- **GIVEN PROBLEM**: Give all the lines below again, exactly, with no pictures.

(Extracted records)

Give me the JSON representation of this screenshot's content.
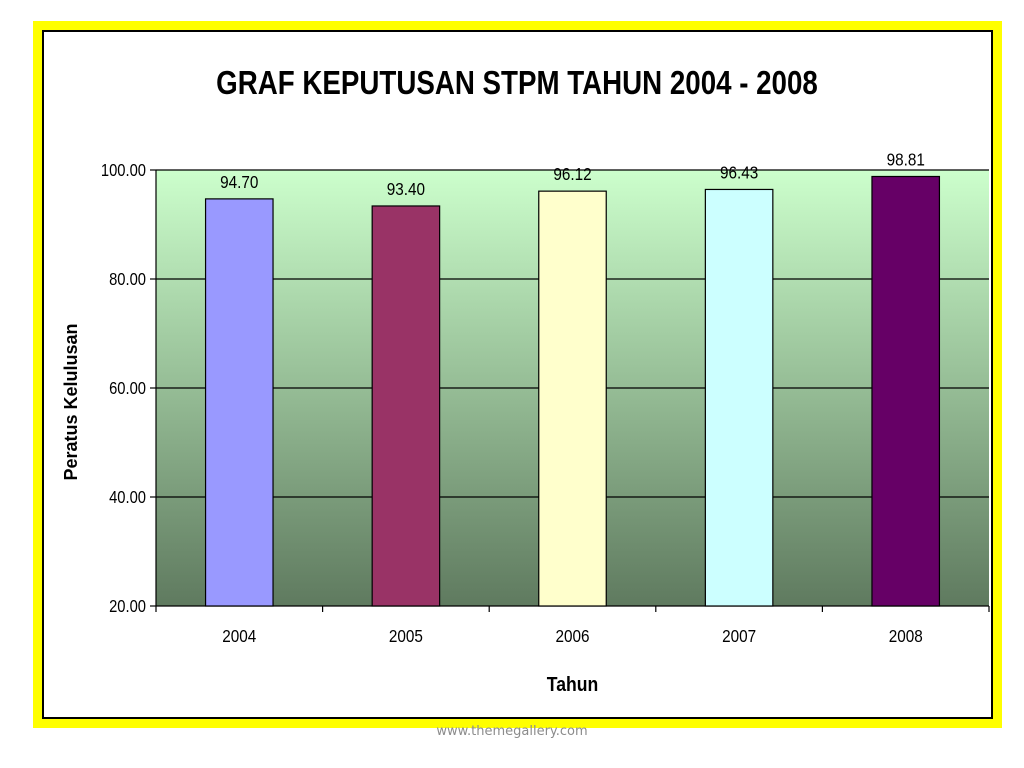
{
  "footer": {
    "credit": "www.themegallery.com"
  },
  "chart_data": {
    "type": "bar",
    "title": "GRAF KEPUTUSAN STPM TAHUN 2004 - 2008",
    "xlabel": "Tahun",
    "ylabel": "Peratus Kelulusan",
    "categories": [
      "2004",
      "2005",
      "2006",
      "2007",
      "2008"
    ],
    "values": [
      94.7,
      93.4,
      96.12,
      96.43,
      98.81
    ],
    "value_labels": [
      "94.70",
      "93.40",
      "96.12",
      "96.43",
      "98.81"
    ],
    "bar_colors": [
      "#9999ff",
      "#993366",
      "#ffffcc",
      "#ccffff",
      "#660066"
    ],
    "ylim": [
      20,
      100
    ],
    "yticks": [
      20,
      40,
      60,
      80,
      100
    ],
    "ytick_labels": [
      "20.00",
      "40.00",
      "60.00",
      "80.00",
      "100.00"
    ],
    "grid": true,
    "legend": "none",
    "plot_background": {
      "top": "#ccffcc",
      "bottom": "#5f7a5f"
    }
  }
}
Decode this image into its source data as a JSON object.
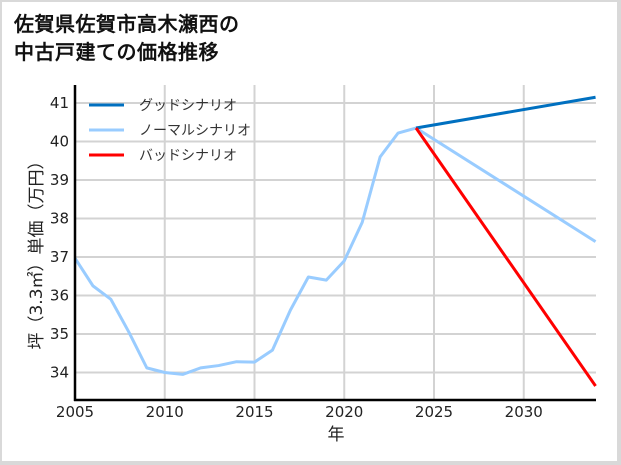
{
  "title_line1": "佐賀県佐賀市高木瀬西の",
  "title_line2": "中古戸建ての価格推移",
  "chart_data": {
    "type": "line",
    "title": "佐賀県佐賀市高木瀬西の中古戸建ての価格推移",
    "xlabel": "年",
    "ylabel": "坪（3.3㎡）単価（万円）",
    "xlim": [
      2005,
      2034
    ],
    "ylim": [
      33.3,
      41.3
    ],
    "xticks": [
      2005,
      2010,
      2015,
      2020,
      2025,
      2030
    ],
    "yticks": [
      34,
      35,
      36,
      37,
      38,
      39,
      40,
      41
    ],
    "grid": true,
    "legend_position": "upper left",
    "series": [
      {
        "name": "グッドシナリオ",
        "color": "#0070c0",
        "x": [
          2024,
          2034
        ],
        "values": [
          40.35,
          41.15
        ]
      },
      {
        "name": "ノーマルシナリオ",
        "color": "#99ccff",
        "x": [
          2005,
          2006,
          2007,
          2008,
          2009,
          2010,
          2011,
          2012,
          2013,
          2014,
          2015,
          2016,
          2017,
          2018,
          2019,
          2020,
          2021,
          2022,
          2023,
          2024,
          2034
        ],
        "values": [
          36.97,
          36.25,
          35.9,
          35.05,
          34.12,
          34.0,
          33.95,
          34.12,
          34.18,
          34.28,
          34.27,
          34.58,
          35.62,
          36.48,
          36.4,
          36.9,
          37.9,
          39.6,
          40.22,
          40.35,
          37.4
        ]
      },
      {
        "name": "バッドシナリオ",
        "color": "#ff0000",
        "x": [
          2024,
          2034
        ],
        "values": [
          40.35,
          33.65
        ]
      }
    ]
  }
}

- **THE REPLY**:
Give me the JSON representation of this screenshot's content.
{
  "footer": {
    "credit": "www.themegallery.com"
  },
  "chart_data": {
    "type": "bar",
    "title": "GRAF KEPUTUSAN STPM TAHUN 2004 - 2008",
    "xlabel": "Tahun",
    "ylabel": "Peratus Kelulusan",
    "categories": [
      "2004",
      "2005",
      "2006",
      "2007",
      "2008"
    ],
    "values": [
      94.7,
      93.4,
      96.12,
      96.43,
      98.81
    ],
    "value_labels": [
      "94.70",
      "93.40",
      "96.12",
      "96.43",
      "98.81"
    ],
    "bar_colors": [
      "#9999ff",
      "#993366",
      "#ffffcc",
      "#ccffff",
      "#660066"
    ],
    "ylim": [
      20,
      100
    ],
    "yticks": [
      20,
      40,
      60,
      80,
      100
    ],
    "ytick_labels": [
      "20.00",
      "40.00",
      "60.00",
      "80.00",
      "100.00"
    ],
    "grid": true,
    "legend": "none",
    "plot_background": {
      "top": "#ccffcc",
      "bottom": "#5f7a5f"
    }
  }
}
Decode this image into its source data as a JSON object.
{
  "title_line1": "佐賀県佐賀市高木瀬西の",
  "title_line2": "中古戸建ての価格推移",
  "chart_data": {
    "type": "line",
    "title": "佐賀県佐賀市高木瀬西の中古戸建ての価格推移",
    "xlabel": "年",
    "ylabel": "坪（3.3㎡）単価（万円）",
    "xlim": [
      2005,
      2034
    ],
    "ylim": [
      33.3,
      41.3
    ],
    "xticks": [
      2005,
      2010,
      2015,
      2020,
      2025,
      2030
    ],
    "yticks": [
      34,
      35,
      36,
      37,
      38,
      39,
      40,
      41
    ],
    "grid": true,
    "legend_position": "upper left",
    "series": [
      {
        "name": "グッドシナリオ",
        "color": "#0070c0",
        "x": [
          2024,
          2034
        ],
        "values": [
          40.35,
          41.15
        ]
      },
      {
        "name": "ノーマルシナリオ",
        "color": "#99ccff",
        "x": [
          2005,
          2006,
          2007,
          2008,
          2009,
          2010,
          2011,
          2012,
          2013,
          2014,
          2015,
          2016,
          2017,
          2018,
          2019,
          2020,
          2021,
          2022,
          2023,
          2024,
          2034
        ],
        "values": [
          36.97,
          36.25,
          35.9,
          35.05,
          34.12,
          34.0,
          33.95,
          34.12,
          34.18,
          34.28,
          34.27,
          34.58,
          35.62,
          36.48,
          36.4,
          36.9,
          37.9,
          39.6,
          40.22,
          40.35,
          37.4
        ]
      },
      {
        "name": "バッドシナリオ",
        "color": "#ff0000",
        "x": [
          2024,
          2034
        ],
        "values": [
          40.35,
          33.65
        ]
      }
    ]
  }
}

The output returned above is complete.